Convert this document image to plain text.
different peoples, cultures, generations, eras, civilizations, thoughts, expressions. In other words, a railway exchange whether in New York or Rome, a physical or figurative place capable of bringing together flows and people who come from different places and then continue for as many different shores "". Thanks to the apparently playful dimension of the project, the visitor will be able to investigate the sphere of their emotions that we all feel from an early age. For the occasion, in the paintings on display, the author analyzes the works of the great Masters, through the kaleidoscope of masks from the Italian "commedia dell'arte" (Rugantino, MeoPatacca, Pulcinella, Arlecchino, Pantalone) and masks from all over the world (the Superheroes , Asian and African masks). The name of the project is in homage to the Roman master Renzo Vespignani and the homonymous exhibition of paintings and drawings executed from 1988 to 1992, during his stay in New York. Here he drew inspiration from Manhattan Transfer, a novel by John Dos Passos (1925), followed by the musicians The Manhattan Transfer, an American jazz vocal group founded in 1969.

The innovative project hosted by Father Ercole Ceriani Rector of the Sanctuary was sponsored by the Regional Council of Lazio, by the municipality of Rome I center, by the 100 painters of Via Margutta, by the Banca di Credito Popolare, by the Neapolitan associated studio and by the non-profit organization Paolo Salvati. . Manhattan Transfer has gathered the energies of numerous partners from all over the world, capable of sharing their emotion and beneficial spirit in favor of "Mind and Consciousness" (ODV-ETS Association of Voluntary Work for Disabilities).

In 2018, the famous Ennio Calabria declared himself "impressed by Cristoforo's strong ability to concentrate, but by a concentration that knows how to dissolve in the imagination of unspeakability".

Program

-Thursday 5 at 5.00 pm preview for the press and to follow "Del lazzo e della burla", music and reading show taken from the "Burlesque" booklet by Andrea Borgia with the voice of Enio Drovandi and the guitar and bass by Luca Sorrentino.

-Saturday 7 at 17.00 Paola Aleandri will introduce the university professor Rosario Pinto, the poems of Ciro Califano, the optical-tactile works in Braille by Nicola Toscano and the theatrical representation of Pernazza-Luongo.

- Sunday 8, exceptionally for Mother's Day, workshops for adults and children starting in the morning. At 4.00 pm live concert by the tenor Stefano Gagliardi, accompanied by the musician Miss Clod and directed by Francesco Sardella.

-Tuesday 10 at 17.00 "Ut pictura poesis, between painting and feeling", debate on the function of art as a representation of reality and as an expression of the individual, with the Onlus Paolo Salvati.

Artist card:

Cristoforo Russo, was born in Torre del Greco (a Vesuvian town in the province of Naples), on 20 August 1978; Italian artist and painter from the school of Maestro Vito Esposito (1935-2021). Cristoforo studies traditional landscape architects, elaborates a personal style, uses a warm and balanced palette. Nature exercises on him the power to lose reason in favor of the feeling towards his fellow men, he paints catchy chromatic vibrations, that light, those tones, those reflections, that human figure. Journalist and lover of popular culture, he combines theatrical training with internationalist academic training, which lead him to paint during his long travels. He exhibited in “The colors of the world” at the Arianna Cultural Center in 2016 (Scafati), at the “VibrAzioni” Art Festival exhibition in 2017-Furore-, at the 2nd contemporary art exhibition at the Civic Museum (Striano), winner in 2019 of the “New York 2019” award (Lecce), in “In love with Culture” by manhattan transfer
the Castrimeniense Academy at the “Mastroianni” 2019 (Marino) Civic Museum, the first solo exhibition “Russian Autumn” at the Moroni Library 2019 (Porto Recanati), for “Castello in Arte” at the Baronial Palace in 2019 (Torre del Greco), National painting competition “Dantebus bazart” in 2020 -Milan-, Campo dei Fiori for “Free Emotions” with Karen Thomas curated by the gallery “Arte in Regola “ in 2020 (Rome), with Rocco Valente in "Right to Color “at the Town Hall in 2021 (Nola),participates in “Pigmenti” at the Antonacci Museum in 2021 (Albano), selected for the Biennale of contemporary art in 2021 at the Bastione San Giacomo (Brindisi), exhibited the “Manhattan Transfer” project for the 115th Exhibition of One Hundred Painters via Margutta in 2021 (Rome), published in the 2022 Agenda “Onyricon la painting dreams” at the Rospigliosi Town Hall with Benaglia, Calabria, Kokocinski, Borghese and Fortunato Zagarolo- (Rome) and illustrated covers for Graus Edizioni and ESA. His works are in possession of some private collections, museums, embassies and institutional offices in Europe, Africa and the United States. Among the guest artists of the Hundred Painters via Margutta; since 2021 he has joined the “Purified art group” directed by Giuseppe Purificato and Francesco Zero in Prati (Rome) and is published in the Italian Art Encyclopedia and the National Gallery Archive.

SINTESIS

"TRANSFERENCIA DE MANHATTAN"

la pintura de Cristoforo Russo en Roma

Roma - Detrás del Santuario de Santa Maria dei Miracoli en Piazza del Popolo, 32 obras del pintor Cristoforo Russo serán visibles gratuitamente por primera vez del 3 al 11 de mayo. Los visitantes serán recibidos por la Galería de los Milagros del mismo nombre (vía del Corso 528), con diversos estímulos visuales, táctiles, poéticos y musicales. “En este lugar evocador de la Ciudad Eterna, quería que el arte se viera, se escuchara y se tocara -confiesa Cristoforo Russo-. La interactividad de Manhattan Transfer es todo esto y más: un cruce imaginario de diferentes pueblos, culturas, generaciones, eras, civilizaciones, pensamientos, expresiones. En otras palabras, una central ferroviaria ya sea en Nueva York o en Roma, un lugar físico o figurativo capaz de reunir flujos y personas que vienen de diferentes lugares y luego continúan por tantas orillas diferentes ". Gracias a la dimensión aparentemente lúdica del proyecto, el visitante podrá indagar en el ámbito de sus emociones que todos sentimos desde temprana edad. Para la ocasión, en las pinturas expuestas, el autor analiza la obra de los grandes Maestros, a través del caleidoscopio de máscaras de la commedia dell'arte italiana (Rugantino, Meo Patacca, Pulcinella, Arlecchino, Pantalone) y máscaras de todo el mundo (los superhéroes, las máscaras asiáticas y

[WORK REQUIRED] Examine the data above and state how many of its lines contain the word "representation", with no further remarks.

[TASK RESULT] 2